= Exercise goal =
Work through the data line by line, gathering every line that has the word "type".

= Information provided =
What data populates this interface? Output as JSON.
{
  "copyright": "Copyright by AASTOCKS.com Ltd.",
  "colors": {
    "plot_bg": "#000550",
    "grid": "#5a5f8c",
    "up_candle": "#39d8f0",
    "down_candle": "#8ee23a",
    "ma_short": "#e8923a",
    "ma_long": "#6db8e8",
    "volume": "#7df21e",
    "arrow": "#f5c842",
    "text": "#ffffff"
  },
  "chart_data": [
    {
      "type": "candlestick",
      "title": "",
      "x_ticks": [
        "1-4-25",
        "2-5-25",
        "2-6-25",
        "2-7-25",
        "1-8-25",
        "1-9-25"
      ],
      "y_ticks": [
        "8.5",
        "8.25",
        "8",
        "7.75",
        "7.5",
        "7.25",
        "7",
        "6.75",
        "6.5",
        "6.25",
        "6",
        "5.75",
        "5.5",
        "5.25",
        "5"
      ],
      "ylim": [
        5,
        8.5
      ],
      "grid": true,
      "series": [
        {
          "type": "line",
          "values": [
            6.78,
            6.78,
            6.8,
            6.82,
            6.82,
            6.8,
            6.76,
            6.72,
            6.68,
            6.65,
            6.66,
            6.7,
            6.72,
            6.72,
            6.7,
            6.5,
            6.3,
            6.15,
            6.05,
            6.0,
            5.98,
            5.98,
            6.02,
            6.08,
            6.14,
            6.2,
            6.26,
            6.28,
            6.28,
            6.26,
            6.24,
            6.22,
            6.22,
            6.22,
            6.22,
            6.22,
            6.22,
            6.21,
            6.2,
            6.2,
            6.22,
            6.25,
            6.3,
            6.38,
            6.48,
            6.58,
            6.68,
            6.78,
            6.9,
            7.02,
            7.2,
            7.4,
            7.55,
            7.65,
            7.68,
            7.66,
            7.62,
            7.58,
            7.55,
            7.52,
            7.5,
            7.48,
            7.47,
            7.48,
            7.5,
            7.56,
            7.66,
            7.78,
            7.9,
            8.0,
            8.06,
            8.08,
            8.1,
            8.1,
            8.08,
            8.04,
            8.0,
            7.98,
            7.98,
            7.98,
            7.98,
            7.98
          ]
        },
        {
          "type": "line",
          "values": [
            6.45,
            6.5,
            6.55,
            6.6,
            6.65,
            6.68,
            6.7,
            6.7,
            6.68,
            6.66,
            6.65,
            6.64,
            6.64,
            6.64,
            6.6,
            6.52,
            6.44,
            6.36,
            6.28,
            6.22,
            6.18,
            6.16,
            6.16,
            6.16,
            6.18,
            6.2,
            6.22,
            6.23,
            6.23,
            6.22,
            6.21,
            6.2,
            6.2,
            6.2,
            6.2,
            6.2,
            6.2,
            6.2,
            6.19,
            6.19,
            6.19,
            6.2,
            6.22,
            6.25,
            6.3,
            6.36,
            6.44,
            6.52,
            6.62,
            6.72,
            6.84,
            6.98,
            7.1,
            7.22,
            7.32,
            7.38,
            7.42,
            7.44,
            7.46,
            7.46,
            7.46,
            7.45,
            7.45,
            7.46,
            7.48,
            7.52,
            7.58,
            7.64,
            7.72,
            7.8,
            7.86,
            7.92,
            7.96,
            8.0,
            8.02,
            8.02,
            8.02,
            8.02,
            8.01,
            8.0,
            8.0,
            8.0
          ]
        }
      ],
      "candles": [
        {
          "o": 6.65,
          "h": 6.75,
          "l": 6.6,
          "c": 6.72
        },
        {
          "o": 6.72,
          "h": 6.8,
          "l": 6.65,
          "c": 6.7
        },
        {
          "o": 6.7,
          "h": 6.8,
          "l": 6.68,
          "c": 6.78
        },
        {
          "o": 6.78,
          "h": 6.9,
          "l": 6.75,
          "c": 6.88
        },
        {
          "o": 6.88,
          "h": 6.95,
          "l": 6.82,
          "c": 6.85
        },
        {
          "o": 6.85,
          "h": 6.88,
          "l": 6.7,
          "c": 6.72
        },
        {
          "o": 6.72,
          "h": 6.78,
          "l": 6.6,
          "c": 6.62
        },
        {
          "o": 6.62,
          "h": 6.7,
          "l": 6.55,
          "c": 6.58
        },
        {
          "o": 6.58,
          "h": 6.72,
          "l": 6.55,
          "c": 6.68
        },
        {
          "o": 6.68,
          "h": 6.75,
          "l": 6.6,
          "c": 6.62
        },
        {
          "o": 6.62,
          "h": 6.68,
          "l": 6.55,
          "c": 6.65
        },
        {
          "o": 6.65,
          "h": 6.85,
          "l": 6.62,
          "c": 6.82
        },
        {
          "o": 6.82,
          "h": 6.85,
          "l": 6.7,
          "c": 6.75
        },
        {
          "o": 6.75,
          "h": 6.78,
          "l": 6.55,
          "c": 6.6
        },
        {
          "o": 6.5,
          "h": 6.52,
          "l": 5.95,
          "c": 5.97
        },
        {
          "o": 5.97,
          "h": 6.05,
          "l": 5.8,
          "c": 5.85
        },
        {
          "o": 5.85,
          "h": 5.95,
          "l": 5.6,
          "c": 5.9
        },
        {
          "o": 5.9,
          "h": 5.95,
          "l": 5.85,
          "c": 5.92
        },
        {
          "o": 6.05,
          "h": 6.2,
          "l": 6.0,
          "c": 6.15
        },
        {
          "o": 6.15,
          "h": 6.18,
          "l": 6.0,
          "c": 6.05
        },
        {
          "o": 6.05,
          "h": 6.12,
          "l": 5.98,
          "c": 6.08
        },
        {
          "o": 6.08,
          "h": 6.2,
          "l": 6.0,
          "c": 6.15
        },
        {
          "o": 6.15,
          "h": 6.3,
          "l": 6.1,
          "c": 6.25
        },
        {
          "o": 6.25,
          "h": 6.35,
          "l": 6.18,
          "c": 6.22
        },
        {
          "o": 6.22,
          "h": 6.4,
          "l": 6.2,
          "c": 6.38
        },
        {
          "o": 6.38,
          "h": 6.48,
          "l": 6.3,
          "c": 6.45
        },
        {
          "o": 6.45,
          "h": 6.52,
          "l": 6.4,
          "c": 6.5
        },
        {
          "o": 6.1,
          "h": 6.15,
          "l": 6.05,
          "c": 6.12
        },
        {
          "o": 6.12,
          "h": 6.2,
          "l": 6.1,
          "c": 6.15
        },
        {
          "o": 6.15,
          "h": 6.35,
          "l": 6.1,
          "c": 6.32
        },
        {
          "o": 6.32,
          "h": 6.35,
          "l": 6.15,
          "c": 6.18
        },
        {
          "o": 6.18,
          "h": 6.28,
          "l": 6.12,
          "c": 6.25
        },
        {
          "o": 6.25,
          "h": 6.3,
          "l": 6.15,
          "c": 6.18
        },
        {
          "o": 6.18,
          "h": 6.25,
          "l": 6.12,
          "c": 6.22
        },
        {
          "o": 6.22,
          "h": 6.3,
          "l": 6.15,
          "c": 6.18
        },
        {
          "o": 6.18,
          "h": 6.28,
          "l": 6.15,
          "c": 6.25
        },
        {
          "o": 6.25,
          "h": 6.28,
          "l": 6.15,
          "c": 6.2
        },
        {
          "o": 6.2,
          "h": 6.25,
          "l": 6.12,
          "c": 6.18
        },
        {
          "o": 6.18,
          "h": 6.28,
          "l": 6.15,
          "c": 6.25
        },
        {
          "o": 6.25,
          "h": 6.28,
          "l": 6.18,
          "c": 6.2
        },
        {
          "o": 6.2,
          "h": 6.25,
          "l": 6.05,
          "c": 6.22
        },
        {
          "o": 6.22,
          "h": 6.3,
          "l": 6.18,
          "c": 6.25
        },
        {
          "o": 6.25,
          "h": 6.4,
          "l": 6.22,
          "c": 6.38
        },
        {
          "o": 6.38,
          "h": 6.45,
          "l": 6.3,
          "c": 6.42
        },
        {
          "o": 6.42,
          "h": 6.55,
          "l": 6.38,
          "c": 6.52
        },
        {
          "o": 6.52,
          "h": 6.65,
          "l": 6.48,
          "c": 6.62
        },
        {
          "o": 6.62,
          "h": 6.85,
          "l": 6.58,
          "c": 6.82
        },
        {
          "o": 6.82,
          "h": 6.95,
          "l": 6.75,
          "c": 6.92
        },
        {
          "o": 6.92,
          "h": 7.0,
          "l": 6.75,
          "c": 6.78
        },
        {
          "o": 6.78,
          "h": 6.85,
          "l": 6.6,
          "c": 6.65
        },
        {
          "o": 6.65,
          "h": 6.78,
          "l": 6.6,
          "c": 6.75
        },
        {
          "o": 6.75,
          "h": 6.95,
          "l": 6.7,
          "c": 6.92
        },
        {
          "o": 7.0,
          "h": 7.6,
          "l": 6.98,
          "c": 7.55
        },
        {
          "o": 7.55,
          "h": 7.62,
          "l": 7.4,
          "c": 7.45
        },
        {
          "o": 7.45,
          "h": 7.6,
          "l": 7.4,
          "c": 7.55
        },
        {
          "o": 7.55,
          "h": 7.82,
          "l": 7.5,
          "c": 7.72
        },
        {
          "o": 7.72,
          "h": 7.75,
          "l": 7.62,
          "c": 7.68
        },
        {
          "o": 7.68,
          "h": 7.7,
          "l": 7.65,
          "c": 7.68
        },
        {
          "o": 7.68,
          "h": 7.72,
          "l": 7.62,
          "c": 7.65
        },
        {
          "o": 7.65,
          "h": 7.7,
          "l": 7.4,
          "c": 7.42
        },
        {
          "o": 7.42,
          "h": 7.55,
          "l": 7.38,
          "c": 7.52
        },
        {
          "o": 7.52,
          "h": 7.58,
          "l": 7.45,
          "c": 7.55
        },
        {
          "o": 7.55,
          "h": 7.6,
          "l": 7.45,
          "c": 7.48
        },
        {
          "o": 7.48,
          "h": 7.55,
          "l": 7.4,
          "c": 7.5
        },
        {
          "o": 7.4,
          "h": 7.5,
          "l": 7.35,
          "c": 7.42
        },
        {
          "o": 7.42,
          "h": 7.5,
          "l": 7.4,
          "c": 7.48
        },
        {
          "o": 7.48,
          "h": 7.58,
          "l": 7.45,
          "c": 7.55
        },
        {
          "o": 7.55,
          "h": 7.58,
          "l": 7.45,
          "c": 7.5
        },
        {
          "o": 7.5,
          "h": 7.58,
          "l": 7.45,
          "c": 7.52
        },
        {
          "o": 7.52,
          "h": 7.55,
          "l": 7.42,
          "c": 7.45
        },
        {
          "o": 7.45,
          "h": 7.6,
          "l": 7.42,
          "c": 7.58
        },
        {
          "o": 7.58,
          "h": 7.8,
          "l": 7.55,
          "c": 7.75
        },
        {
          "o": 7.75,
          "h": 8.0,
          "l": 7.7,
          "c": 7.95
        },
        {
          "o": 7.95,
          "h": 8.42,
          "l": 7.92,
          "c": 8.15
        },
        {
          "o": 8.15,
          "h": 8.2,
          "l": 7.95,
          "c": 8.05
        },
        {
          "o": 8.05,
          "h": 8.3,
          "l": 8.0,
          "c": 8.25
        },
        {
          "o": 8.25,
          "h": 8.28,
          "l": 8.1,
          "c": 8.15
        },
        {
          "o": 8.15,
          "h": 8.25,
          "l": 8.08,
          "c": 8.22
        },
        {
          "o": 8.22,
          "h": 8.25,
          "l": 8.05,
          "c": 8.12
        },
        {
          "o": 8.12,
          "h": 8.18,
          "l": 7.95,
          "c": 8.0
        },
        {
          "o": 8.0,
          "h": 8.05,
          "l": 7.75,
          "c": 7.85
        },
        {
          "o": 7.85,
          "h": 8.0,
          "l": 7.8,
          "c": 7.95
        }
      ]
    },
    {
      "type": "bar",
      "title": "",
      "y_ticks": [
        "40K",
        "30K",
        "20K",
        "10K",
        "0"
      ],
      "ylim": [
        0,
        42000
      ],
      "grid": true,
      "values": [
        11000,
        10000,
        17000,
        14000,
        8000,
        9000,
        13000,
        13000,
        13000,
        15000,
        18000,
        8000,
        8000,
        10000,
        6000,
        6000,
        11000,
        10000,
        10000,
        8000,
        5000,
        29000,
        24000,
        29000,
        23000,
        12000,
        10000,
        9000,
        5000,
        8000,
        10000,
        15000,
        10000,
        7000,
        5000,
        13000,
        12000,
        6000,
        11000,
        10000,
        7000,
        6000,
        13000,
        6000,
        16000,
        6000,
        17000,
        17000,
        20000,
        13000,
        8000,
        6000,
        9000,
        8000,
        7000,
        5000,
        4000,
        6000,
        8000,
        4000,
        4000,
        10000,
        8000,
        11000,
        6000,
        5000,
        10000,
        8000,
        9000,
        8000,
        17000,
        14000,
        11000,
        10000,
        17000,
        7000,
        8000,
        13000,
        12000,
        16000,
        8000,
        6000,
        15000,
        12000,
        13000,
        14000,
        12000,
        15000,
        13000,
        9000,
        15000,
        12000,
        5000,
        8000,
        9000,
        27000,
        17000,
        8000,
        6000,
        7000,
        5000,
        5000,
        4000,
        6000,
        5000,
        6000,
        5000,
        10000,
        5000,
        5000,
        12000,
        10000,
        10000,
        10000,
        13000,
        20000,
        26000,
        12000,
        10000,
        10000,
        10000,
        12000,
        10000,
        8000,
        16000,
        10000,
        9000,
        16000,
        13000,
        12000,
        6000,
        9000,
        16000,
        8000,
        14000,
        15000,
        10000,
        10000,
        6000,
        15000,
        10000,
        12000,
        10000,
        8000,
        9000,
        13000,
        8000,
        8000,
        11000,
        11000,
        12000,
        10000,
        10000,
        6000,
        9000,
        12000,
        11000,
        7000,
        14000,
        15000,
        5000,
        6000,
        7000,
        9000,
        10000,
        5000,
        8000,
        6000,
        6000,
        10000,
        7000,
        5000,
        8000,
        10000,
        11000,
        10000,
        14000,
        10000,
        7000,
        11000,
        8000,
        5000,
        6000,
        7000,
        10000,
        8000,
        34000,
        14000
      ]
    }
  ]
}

= The solution =
      "type": "candlestick",
          "type": "line",
          "type": "line",
      "type": "bar",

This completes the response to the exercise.